■ Working data ■
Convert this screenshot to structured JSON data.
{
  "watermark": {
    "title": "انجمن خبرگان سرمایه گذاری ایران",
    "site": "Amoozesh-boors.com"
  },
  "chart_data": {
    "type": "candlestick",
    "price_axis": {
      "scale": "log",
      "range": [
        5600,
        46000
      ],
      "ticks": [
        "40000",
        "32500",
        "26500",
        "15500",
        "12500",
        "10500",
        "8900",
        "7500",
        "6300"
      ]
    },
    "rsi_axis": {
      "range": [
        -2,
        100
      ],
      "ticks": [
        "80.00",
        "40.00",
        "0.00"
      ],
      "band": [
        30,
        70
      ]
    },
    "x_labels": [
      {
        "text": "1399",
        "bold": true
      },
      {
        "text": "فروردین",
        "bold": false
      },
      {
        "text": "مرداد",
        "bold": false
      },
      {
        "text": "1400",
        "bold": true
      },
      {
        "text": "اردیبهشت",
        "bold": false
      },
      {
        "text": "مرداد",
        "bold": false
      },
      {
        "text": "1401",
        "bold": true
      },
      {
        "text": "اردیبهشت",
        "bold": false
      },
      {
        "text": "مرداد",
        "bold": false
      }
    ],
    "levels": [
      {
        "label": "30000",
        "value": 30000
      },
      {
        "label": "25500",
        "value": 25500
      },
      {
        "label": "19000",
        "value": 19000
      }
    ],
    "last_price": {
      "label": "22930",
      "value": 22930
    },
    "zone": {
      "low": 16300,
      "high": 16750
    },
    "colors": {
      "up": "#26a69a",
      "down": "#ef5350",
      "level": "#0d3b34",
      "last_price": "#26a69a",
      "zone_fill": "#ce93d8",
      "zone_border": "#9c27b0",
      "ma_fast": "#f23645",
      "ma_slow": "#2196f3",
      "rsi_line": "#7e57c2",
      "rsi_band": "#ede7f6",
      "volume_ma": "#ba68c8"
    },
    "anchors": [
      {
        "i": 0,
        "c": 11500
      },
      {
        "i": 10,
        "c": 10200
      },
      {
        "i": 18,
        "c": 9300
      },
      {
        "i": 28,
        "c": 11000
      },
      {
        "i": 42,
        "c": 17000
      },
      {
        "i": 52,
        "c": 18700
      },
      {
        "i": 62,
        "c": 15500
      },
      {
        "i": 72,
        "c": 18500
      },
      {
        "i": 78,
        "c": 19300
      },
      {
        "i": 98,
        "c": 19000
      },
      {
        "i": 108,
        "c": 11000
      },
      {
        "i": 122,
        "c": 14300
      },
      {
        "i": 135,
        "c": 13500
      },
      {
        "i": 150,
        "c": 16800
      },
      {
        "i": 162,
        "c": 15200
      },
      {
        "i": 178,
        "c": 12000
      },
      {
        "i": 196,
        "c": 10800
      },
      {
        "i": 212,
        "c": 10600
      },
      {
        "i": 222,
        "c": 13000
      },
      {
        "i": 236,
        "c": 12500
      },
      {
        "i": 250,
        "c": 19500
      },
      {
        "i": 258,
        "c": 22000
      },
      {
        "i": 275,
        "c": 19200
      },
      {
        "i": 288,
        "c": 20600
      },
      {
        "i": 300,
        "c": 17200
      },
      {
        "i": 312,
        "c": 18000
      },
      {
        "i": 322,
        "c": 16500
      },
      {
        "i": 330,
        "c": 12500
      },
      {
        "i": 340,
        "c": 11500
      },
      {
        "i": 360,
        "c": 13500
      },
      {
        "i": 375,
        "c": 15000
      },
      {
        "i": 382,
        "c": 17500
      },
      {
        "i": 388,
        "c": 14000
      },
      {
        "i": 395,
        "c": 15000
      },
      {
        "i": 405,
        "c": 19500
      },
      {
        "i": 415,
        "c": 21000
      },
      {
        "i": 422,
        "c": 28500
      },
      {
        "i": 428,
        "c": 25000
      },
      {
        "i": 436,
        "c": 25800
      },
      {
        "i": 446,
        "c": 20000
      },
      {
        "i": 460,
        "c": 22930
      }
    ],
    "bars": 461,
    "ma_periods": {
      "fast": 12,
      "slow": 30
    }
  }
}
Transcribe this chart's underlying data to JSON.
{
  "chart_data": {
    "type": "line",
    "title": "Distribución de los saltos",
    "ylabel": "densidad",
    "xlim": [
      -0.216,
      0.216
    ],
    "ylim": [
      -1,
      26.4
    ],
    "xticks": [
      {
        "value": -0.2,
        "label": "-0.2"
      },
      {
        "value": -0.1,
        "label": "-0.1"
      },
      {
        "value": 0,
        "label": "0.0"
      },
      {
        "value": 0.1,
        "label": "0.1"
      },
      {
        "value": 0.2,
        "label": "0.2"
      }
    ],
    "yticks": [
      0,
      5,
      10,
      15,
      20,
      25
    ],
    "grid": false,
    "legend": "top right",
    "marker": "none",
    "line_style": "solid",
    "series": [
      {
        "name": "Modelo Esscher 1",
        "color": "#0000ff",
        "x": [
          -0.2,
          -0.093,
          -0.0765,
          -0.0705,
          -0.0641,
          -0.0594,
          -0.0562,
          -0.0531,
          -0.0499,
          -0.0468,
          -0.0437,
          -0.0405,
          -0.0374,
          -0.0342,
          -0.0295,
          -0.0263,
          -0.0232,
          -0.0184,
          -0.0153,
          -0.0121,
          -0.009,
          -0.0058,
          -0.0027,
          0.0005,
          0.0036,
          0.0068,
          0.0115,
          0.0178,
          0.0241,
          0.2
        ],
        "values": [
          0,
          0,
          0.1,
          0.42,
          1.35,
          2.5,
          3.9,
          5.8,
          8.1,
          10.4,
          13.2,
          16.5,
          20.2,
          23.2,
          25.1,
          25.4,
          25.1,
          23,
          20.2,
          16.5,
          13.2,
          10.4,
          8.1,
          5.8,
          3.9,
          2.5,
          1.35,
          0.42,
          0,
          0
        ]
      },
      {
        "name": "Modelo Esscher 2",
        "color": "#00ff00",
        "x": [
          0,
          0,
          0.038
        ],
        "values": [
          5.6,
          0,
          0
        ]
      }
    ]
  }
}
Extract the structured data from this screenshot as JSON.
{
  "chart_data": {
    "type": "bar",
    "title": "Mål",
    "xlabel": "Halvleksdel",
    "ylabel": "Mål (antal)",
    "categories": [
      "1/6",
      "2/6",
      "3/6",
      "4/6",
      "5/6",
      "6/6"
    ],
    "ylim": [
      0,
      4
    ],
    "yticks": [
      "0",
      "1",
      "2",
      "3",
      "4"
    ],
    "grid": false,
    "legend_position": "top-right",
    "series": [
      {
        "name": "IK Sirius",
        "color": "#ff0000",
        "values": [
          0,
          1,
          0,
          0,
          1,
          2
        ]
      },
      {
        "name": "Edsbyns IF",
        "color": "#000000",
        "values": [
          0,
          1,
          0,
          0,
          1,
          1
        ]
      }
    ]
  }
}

■ Job ■
Quote all the records. Keep every word exact.

■ Correct output ■
Convert this screenshot to structured JSON data.
{
  "watermark": {
    "title": "انجمن خبرگان سرمایه گذاری ایران",
    "site": "Amoozesh-boors.com"
  },
  "chart_data": {
    "type": "candlestick",
    "price_axis": {
      "scale": "log",
      "range": [
        5600,
        46000
      ],
      "ticks": [
        "40000",
        "32500",
        "26500",
        "15500",
        "12500",
        "10500",
        "8900",
        "7500",
        "6300"
      ]
    },
    "rsi_axis": {
      "range": [
        -2,
        100
      ],
      "ticks": [
        "80.00",
        "40.00",
        "0.00"
      ],
      "band": [
        30,
        70
      ]
    },
    "x_labels": [
      {
        "text": "1399",
        "bold": true
      },
      {
        "text": "فروردین",
        "bold": false
      },
      {
        "text": "مرداد",
        "bold": false
      },
      {
        "text": "1400",
        "bold": true
      },
      {
        "text": "اردیبهشت",
        "bold": false
      },
      {
        "text": "مرداد",
        "bold": false
      },
      {
        "text": "1401",
        "bold": true
      },
      {
        "text": "اردیبهشت",
        "bold": false
      },
      {
        "text": "مرداد",
        "bold": false
      }
    ],
    "levels": [
      {
        "label": "30000",
        "value": 30000
      },
      {
        "label": "25500",
        "value": 25500
      },
      {
        "label": "19000",
        "value": 19000
      }
    ],
    "last_price": {
      "label": "22930",
      "value": 22930
    },
    "zone": {
      "low": 16300,
      "high": 16750
    },
    "colors": {
      "up": "#26a69a",
      "down": "#ef5350",
      "level": "#0d3b34",
      "last_price": "#26a69a",
      "zone_fill": "#ce93d8",
      "zone_border": "#9c27b0",
      "ma_fast": "#f23645",
      "ma_slow": "#2196f3",
      "rsi_line": "#7e57c2",
      "rsi_band": "#ede7f6",
      "volume_ma": "#ba68c8"
    },
    "anchors": [
      {
        "i": 0,
        "c": 11500
      },
      {
        "i": 10,
        "c": 10200
      },
      {
        "i": 18,
        "c": 9300
      },
      {
        "i": 28,
        "c": 11000
      },
      {
        "i": 42,
        "c": 17000
      },
      {
        "i": 52,
        "c": 18700
      },
      {
        "i": 62,
        "c": 15500
      },
      {
        "i": 72,
        "c": 18500
      },
      {
        "i": 78,
        "c": 19300
      },
      {
        "i": 98,
        "c": 19000
      },
      {
        "i": 108,
        "c": 11000
      },
      {
        "i": 122,
        "c": 14300
      },
      {
        "i": 135,
        "c": 13500
      },
      {
        "i": 150,
        "c": 16800
      },
      {
        "i": 162,
        "c": 15200
      },
      {
        "i": 178,
        "c": 12000
      },
      {
        "i": 196,
        "c": 10800
      },
      {
        "i": 212,
        "c": 10600
      },
      {
        "i": 222,
        "c": 13000
      },
      {
        "i": 236,
        "c": 12500
      },
      {
        "i": 250,
        "c": 19500
      },
      {
        "i": 258,
        "c": 22000
      },
      {
        "i": 275,
        "c": 19200
      },
      {
        "i": 288,
        "c": 20600
      },
      {
        "i": 300,
        "c": 17200
      },
      {
        "i": 312,
        "c": 18000
      },
      {
        "i": 322,
        "c": 16500
      },
      {
        "i": 330,
        "c": 12500
      },
      {
        "i": 340,
        "c": 11500
      },
      {
        "i": 360,
        "c": 13500
      },
      {
        "i": 375,
        "c": 15000
      },
      {
        "i": 382,
        "c": 17500
      },
      {
        "i": 388,
        "c": 14000
      },
      {
        "i": 395,
        "c": 15000
      },
      {
        "i": 405,
        "c": 19500
      },
      {
        "i": 415,
        "c": 21000
      },
      {
        "i": 422,
        "c": 28500
      },
      {
        "i": 428,
        "c": 25000
      },
      {
        "i": 436,
        "c": 25800
      },
      {
        "i": 446,
        "c": 20000
      },
      {
        "i": 460,
        "c": 22930
      }
    ],
    "bars": 461,
    "ma_periods": {
      "fast": 12,
      "slow": 30
    }
  }
}
Transcribe this chart's underlying data to JSON.
{
  "chart_data": {
    "type": "line",
    "title": "Distribución de los saltos",
    "ylabel": "densidad",
    "xlim": [
      -0.216,
      0.216
    ],
    "ylim": [
      -1,
      26.4
    ],
    "xticks": [
      {
        "value": -0.2,
        "label": "-0.2"
      },
      {
        "value": -0.1,
        "label": "-0.1"
      },
      {
        "value": 0,
        "label": "0.0"
      },
      {
        "value": 0.1,
        "label": "0.1"
      },
      {
        "value": 0.2,
        "label": "0.2"
      }
    ],
    "yticks": [
      0,
      5,
      10,
      15,
      20,
      25
    ],
    "grid": false,
    "legend": "top right",
    "marker": "none",
    "line_style": "solid",
    "series": [
      {
        "name": "Modelo Esscher 1",
        "color": "#0000ff",
        "x": [
          -0.2,
          -0.093,
          -0.0765,
          -0.0705,
          -0.0641,
          -0.0594,
          -0.0562,
          -0.0531,
          -0.0499,
          -0.0468,
          -0.0437,
          -0.0405,
          -0.0374,
          -0.0342,
          -0.0295,
          -0.0263,
          -0.0232,
          -0.0184,
          -0.0153,
          -0.0121,
          -0.009,
          -0.0058,
          -0.0027,
          0.0005,
          0.0036,
          0.0068,
          0.0115,
          0.0178,
          0.0241,
          0.2
        ],
        "values": [
          0,
          0,
          0.1,
          0.42,
          1.35,
          2.5,
          3.9,
          5.8,
          8.1,
          10.4,
          13.2,
          16.5,
          20.2,
          23.2,
          25.1,
          25.4,
          25.1,
          23,
          20.2,
          16.5,
          13.2,
          10.4,
          8.1,
          5.8,
          3.9,
          2.5,
          1.35,
          0.42,
          0,
          0
        ]
      },
      {
        "name": "Modelo Esscher 2",
        "color": "#00ff00",
        "x": [
          0,
          0,
          0.038
        ],
        "values": [
          5.6,
          0,
          0
        ]
      }
    ]
  }
}
Extract the structured data from this screenshot as JSON.
{
  "chart_data": {
    "type": "bar",
    "title": "Mål",
    "xlabel": "Halvleksdel",
    "ylabel": "Mål (antal)",
    "categories": [
      "1/6",
      "2/6",
      "3/6",
      "4/6",
      "5/6",
      "6/6"
    ],
    "ylim": [
      0,
      4
    ],
    "yticks": [
      "0",
      "1",
      "2",
      "3",
      "4"
    ],
    "grid": false,
    "legend_position": "top-right",
    "series": [
      {
        "name": "IK Sirius",
        "color": "#ff0000",
        "values": [
          0,
          1,
          0,
          0,
          1,
          2
        ]
      },
      {
        "name": "Edsbyns IF",
        "color": "#000000",
        "values": [
          0,
          1,
          0,
          0,
          1,
          1
        ]
      }
    ]
  }
}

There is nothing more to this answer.